EXERCISE REQUIREMENTS:
Reproduce all of the data below with every occurrence of "date-text" renamed to "date-label". Leave everything else unchanged.

INFORMATION GIVEN:

┌────────

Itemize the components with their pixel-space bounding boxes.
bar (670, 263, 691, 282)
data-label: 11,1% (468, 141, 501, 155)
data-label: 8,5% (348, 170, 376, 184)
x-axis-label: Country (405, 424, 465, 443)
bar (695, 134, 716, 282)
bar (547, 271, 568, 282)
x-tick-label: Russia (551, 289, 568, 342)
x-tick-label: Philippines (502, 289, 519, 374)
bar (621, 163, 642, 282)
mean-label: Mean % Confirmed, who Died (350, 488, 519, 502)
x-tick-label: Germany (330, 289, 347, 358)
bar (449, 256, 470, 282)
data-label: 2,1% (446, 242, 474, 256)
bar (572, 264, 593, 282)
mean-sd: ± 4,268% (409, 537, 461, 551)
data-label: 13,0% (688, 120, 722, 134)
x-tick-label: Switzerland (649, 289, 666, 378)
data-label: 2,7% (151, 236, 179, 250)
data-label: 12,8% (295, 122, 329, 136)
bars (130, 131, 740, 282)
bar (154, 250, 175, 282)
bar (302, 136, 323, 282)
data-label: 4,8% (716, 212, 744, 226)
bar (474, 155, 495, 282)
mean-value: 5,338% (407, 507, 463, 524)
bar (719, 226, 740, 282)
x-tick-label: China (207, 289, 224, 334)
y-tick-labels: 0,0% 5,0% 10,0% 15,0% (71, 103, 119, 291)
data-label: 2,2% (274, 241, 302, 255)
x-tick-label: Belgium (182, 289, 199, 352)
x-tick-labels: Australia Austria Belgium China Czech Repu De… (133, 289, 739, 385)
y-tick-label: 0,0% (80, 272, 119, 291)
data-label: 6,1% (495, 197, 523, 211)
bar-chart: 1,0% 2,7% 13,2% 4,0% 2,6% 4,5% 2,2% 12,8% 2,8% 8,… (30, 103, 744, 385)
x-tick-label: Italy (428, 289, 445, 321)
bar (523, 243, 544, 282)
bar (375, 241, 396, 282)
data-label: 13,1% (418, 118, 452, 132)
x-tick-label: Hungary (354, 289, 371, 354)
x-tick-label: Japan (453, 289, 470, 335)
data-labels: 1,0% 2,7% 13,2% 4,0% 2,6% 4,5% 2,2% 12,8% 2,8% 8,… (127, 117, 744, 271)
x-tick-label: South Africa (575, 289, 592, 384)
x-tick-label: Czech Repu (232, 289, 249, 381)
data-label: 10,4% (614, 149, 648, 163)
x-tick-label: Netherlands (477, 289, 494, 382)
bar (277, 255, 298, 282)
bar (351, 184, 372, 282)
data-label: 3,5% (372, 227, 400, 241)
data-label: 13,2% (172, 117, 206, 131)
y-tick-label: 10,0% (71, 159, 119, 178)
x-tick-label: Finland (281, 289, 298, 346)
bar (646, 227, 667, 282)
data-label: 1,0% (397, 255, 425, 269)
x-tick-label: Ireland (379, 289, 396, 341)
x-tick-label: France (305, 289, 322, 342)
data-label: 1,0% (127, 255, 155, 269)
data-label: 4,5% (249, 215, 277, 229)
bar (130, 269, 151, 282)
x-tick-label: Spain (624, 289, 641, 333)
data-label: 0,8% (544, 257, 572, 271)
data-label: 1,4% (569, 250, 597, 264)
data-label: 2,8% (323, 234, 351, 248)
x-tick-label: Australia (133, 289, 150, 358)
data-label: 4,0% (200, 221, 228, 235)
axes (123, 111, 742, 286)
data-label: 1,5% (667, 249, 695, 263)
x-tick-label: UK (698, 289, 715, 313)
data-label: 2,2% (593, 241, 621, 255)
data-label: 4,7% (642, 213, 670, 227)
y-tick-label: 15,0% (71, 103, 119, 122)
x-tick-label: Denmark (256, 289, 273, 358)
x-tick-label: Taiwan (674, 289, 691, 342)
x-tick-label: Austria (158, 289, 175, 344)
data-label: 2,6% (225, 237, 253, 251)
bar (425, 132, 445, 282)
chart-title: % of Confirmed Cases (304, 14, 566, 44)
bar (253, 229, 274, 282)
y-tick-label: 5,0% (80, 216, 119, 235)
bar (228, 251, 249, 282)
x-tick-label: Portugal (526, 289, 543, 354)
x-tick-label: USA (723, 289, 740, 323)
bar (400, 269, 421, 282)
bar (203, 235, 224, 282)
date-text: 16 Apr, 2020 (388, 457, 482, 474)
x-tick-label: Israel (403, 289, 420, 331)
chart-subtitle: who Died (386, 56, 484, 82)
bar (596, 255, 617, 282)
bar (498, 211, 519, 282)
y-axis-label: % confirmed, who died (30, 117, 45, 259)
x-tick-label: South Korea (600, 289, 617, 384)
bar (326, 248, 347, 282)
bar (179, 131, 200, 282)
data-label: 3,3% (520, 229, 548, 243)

└────────

REPLY TO THE EXERCISE:
Itemize the components with their pixel-space bounding boxes.
bar (670, 263, 691, 282)
data-label: 11,1% (468, 141, 501, 155)
data-label: 8,5% (348, 170, 376, 184)
x-axis-label: Country (405, 424, 465, 443)
bar (695, 134, 716, 282)
bar (547, 271, 568, 282)
x-tick-label: Russia (551, 289, 568, 342)
x-tick-label: Philippines (502, 289, 519, 374)
bar (621, 163, 642, 282)
mean-label: Mean % Confirmed, who Died (350, 488, 519, 502)
x-tick-label: Germany (330, 289, 347, 358)
bar (449, 256, 470, 282)
data-label: 2,1% (446, 242, 474, 256)
bar (572, 264, 593, 282)
mean-sd: ± 4,268% (409, 537, 461, 551)
data-label: 13,0% (688, 120, 722, 134)
x-tick-label: Switzerland (649, 289, 666, 378)
data-label: 2,7% (151, 236, 179, 250)
data-label: 12,8% (295, 122, 329, 136)
bars (130, 131, 740, 282)
bar (154, 250, 175, 282)
bar (302, 136, 323, 282)
data-label: 4,8% (716, 212, 744, 226)
bar (474, 155, 495, 282)
mean-value: 5,338% (407, 507, 463, 524)
bar (719, 226, 740, 282)
x-tick-label: China (207, 289, 224, 334)
y-tick-labels: 0,0% 5,0% 10,0% 15,0% (71, 103, 119, 291)
data-label: 2,2% (274, 241, 302, 255)
x-tick-label: Belgium (182, 289, 199, 352)
x-tick-labels: Australia Austria Belgium China Czech Repu De… (133, 289, 739, 385)
y-tick-label: 0,0% (80, 272, 119, 291)
data-label: 6,1% (495, 197, 523, 211)
bar-chart: 1,0% 2,7% 13,2% 4,0% 2,6% 4,5% 2,2% 12,8% 2,8% 8,… (30, 103, 744, 385)
x-tick-label: Italy (428, 289, 445, 321)
bar (523, 243, 544, 282)
bar (375, 241, 396, 282)
data-label: 13,1% (418, 118, 452, 132)
x-tick-label: Hungary (354, 289, 371, 354)
x-tick-label: Japan (453, 289, 470, 335)
data-labels: 1,0% 2,7% 13,2% 4,0% 2,6% 4,5% 2,2% 12,8% 2,8% 8,… (127, 117, 744, 271)
x-tick-label: South Africa (575, 289, 592, 384)
x-tick-label: Czech Repu (232, 289, 249, 381)
data-label: 10,4% (614, 149, 648, 163)
x-tick-label: Netherlands (477, 289, 494, 382)
bar (277, 255, 298, 282)
bar (351, 184, 372, 282)
data-label: 3,5% (372, 227, 400, 241)
data-label: 13,2% (172, 117, 206, 131)
y-tick-label: 10,0% (71, 159, 119, 178)
x-tick-label: Finland (281, 289, 298, 346)
bar (646, 227, 667, 282)
data-label: 1,0% (397, 255, 425, 269)
x-tick-label: Ireland (379, 289, 396, 341)
x-tick-label: France (305, 289, 322, 342)
data-label: 1,0% (127, 255, 155, 269)
data-label: 4,5% (249, 215, 277, 229)
bar (130, 269, 151, 282)
x-tick-label: Spain (624, 289, 641, 333)
data-label: 0,8% (544, 257, 572, 271)
data-label: 1,4% (569, 250, 597, 264)
data-label: 2,8% (323, 234, 351, 248)
x-tick-label: Australia (133, 289, 150, 358)
data-label: 4,0% (200, 221, 228, 235)
axes (123, 111, 742, 286)
data-label: 1,5% (667, 249, 695, 263)
x-tick-label: UK (698, 289, 715, 313)
data-label: 2,2% (593, 241, 621, 255)
data-label: 4,7% (642, 213, 670, 227)
y-tick-label: 15,0% (71, 103, 119, 122)
x-tick-label: Denmark (256, 289, 273, 358)
x-tick-label: Taiwan (674, 289, 691, 342)
x-tick-label: Austria (158, 289, 175, 344)
data-label: 2,6% (225, 237, 253, 251)
bar (425, 132, 445, 282)
chart-title: % of Confirmed Cases (304, 14, 566, 44)
bar (253, 229, 274, 282)
y-tick-label: 5,0% (80, 216, 119, 235)
bar (228, 251, 249, 282)
x-tick-label: Portugal (526, 289, 543, 354)
x-tick-label: USA (723, 289, 740, 323)
bar (400, 269, 421, 282)
bar (203, 235, 224, 282)
date-label: 16 Apr, 2020 (388, 457, 482, 474)
x-tick-label: Israel (403, 289, 420, 331)
chart-subtitle: who Died (386, 56, 484, 82)
bar (596, 255, 617, 282)
bar (498, 211, 519, 282)
y-axis-label: % confirmed, who died (30, 117, 45, 259)
x-tick-label: South Korea (600, 289, 617, 384)
bar (326, 248, 347, 282)
bar (179, 131, 200, 282)
data-label: 3,3% (520, 229, 548, 243)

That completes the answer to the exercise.